>> BEGIN

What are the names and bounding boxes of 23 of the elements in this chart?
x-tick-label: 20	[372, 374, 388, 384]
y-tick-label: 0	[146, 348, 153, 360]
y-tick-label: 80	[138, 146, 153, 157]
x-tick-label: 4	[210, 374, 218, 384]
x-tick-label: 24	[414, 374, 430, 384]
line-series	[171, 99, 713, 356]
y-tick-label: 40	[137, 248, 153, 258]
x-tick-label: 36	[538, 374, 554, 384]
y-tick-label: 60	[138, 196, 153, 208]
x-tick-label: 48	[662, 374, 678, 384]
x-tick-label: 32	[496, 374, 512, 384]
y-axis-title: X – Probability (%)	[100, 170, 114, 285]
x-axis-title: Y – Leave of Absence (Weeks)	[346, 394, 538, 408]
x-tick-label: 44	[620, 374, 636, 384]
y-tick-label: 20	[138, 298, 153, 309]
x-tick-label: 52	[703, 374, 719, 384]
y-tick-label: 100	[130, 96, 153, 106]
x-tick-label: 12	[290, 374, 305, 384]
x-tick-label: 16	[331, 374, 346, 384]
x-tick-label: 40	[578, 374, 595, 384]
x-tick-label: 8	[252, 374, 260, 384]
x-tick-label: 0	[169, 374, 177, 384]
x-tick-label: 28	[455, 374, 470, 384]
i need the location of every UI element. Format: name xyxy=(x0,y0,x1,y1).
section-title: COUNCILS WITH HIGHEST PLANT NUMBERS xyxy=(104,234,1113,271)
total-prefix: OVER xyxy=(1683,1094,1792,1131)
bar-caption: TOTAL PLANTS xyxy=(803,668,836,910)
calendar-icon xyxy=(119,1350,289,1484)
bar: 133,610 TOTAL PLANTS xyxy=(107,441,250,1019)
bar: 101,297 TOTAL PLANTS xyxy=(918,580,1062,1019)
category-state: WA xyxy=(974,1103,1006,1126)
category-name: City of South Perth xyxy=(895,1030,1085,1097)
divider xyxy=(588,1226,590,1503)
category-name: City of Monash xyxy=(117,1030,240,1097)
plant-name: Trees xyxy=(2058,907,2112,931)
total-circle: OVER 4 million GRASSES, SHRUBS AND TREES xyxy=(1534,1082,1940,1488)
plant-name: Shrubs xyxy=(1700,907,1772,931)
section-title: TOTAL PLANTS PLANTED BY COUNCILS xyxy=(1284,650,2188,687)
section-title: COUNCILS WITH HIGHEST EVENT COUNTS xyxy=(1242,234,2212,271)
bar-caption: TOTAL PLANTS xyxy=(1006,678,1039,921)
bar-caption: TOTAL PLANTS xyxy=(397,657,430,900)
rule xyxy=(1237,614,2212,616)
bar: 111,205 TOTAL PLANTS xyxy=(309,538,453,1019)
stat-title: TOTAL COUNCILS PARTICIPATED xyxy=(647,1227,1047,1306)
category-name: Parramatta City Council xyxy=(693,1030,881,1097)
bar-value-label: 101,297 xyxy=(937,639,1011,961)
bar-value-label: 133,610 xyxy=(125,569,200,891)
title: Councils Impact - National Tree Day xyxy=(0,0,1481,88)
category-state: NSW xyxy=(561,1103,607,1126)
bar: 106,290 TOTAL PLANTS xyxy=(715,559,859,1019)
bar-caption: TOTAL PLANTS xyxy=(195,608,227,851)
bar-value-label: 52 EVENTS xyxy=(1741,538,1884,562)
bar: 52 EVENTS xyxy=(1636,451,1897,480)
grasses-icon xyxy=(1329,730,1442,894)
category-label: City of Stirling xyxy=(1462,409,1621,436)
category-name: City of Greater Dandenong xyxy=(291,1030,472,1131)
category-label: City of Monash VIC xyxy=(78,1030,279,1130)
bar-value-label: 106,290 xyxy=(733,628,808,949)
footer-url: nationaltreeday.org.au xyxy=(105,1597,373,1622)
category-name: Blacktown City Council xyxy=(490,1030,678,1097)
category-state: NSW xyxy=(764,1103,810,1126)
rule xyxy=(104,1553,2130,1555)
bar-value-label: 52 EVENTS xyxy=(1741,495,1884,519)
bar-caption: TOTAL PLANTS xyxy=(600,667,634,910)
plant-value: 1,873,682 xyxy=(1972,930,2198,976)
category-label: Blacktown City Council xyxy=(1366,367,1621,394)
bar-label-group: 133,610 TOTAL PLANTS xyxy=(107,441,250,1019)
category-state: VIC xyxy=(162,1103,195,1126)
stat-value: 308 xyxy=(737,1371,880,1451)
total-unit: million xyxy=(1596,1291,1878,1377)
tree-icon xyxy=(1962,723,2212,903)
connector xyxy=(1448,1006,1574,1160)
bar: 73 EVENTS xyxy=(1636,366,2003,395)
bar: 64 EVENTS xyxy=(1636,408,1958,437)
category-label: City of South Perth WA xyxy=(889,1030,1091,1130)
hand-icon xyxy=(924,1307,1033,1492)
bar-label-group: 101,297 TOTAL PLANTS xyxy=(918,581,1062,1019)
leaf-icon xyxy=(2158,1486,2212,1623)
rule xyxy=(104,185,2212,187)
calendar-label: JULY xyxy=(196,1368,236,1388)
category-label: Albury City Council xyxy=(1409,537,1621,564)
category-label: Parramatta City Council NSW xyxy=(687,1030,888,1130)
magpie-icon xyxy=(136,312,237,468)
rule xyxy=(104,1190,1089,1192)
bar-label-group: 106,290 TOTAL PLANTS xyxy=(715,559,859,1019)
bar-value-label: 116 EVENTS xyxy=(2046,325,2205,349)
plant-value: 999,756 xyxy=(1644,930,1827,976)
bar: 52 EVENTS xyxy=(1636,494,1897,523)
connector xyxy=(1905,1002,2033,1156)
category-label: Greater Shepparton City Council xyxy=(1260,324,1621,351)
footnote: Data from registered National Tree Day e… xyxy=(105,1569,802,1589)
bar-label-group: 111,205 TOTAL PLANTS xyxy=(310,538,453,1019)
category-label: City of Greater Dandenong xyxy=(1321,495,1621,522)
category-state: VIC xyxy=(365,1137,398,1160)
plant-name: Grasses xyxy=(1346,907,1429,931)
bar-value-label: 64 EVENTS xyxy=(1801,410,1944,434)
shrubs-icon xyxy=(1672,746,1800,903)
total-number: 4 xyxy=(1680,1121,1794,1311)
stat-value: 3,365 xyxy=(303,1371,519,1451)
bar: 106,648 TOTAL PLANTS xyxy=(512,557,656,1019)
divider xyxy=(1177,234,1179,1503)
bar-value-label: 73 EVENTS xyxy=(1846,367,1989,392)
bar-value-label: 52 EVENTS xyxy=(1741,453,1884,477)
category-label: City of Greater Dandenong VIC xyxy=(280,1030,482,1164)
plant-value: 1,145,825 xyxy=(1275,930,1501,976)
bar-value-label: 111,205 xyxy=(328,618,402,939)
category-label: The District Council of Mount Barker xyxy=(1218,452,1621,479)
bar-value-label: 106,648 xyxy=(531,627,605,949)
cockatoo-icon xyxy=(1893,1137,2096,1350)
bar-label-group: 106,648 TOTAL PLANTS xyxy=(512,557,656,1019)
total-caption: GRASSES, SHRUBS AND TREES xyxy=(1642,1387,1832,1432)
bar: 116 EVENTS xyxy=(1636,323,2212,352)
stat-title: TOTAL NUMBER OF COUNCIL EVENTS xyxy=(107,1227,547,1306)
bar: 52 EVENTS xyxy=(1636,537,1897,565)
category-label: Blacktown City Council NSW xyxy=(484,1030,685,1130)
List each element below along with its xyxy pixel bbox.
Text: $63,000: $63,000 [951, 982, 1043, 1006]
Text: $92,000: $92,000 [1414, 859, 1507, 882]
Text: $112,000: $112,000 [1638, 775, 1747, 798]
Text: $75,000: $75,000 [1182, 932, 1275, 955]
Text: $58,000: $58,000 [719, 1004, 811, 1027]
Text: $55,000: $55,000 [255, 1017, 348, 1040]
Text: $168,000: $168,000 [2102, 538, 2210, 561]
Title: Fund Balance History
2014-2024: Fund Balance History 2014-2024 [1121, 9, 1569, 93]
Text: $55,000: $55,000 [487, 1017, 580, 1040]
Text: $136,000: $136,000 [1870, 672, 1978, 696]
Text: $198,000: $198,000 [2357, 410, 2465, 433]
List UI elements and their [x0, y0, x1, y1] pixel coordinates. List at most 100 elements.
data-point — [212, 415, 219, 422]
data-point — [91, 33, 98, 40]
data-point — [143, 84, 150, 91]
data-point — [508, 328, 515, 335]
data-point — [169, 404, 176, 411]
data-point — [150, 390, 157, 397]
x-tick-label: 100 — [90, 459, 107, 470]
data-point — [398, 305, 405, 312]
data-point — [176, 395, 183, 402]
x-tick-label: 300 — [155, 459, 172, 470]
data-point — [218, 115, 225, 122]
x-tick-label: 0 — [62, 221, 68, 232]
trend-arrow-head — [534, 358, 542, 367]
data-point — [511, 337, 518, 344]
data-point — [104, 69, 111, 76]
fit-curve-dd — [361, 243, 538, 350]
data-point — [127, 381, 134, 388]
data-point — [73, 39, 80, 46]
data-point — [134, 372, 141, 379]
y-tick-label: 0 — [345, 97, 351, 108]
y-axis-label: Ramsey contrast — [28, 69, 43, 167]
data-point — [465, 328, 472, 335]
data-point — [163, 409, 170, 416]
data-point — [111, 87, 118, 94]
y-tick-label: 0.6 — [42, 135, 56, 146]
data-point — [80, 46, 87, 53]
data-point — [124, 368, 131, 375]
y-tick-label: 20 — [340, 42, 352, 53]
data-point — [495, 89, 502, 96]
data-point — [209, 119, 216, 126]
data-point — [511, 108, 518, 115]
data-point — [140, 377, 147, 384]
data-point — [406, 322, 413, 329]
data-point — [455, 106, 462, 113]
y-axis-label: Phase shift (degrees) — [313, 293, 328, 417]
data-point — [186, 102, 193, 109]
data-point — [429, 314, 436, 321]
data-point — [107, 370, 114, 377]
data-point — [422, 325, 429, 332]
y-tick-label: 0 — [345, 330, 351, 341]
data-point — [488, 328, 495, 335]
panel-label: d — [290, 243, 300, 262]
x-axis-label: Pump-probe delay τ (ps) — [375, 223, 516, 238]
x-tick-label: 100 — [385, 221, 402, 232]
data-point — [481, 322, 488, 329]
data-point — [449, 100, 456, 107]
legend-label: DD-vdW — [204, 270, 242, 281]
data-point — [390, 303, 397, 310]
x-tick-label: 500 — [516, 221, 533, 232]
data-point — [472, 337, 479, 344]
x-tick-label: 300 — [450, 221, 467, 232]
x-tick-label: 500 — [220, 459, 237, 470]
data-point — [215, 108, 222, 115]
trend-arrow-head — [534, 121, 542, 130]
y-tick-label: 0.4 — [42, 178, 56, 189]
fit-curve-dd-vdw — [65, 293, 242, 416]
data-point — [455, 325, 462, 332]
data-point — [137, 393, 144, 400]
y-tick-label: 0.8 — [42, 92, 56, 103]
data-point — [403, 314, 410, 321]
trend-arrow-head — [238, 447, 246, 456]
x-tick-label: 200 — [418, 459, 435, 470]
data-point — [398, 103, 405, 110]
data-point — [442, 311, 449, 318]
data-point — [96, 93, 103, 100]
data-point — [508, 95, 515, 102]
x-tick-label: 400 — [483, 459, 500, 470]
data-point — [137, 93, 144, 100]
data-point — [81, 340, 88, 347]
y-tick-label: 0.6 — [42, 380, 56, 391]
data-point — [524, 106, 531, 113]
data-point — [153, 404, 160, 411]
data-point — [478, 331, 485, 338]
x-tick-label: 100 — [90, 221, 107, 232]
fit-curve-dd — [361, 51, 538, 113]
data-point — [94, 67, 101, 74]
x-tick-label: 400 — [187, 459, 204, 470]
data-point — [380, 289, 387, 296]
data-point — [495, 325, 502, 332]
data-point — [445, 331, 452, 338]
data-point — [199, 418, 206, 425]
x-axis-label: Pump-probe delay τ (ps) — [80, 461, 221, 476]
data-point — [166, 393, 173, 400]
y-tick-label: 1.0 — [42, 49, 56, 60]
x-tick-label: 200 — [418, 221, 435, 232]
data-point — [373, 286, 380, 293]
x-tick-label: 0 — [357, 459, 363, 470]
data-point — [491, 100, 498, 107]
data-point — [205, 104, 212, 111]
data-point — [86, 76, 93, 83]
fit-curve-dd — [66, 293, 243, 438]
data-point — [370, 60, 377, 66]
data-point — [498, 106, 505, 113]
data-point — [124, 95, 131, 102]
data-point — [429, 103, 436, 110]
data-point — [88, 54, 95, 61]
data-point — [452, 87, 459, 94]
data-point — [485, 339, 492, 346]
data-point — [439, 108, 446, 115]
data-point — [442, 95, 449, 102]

>> END

* _What needs to be done_
Return the rows verbatim, starting with the first line of the rows and continuing through the line that contains "divider xyxy=(588,1226,590,1503)", both ends included.

* _Solution_
What are the names and bounding boxes of 23 of the elements in this chart?
x-tick-label: 20	[372, 374, 388, 384]
y-tick-label: 0	[146, 348, 153, 360]
y-tick-label: 80	[138, 146, 153, 157]
x-tick-label: 4	[210, 374, 218, 384]
x-tick-label: 24	[414, 374, 430, 384]
line-series	[171, 99, 713, 356]
y-tick-label: 40	[137, 248, 153, 258]
x-tick-label: 36	[538, 374, 554, 384]
y-tick-label: 60	[138, 196, 153, 208]
x-tick-label: 48	[662, 374, 678, 384]
x-tick-label: 32	[496, 374, 512, 384]
y-axis-title: X – Probability (%)	[100, 170, 114, 285]
x-axis-title: Y – Leave of Absence (Weeks)	[346, 394, 538, 408]
x-tick-label: 44	[620, 374, 636, 384]
y-tick-label: 20	[138, 298, 153, 309]
x-tick-label: 52	[703, 374, 719, 384]
y-tick-label: 100	[130, 96, 153, 106]
x-tick-label: 12	[290, 374, 305, 384]
x-tick-label: 16	[331, 374, 346, 384]
x-tick-label: 40	[578, 374, 595, 384]
x-tick-label: 8	[252, 374, 260, 384]
x-tick-label: 0	[169, 374, 177, 384]
x-tick-label: 28	[455, 374, 470, 384]
i need the location of every UI element. Format: name xyxy=(x0,y0,x1,y1).
section-title: COUNCILS WITH HIGHEST PLANT NUMBERS xyxy=(104,234,1113,271)
total-prefix: OVER xyxy=(1683,1094,1792,1131)
bar-caption: TOTAL PLANTS xyxy=(803,668,836,910)
calendar-icon xyxy=(119,1350,289,1484)
bar: 133,610 TOTAL PLANTS xyxy=(107,441,250,1019)
bar: 101,297 TOTAL PLANTS xyxy=(918,580,1062,1019)
category-state: WA xyxy=(974,1103,1006,1126)
category-name: City of South Perth xyxy=(895,1030,1085,1097)
divider xyxy=(588,1226,590,1503)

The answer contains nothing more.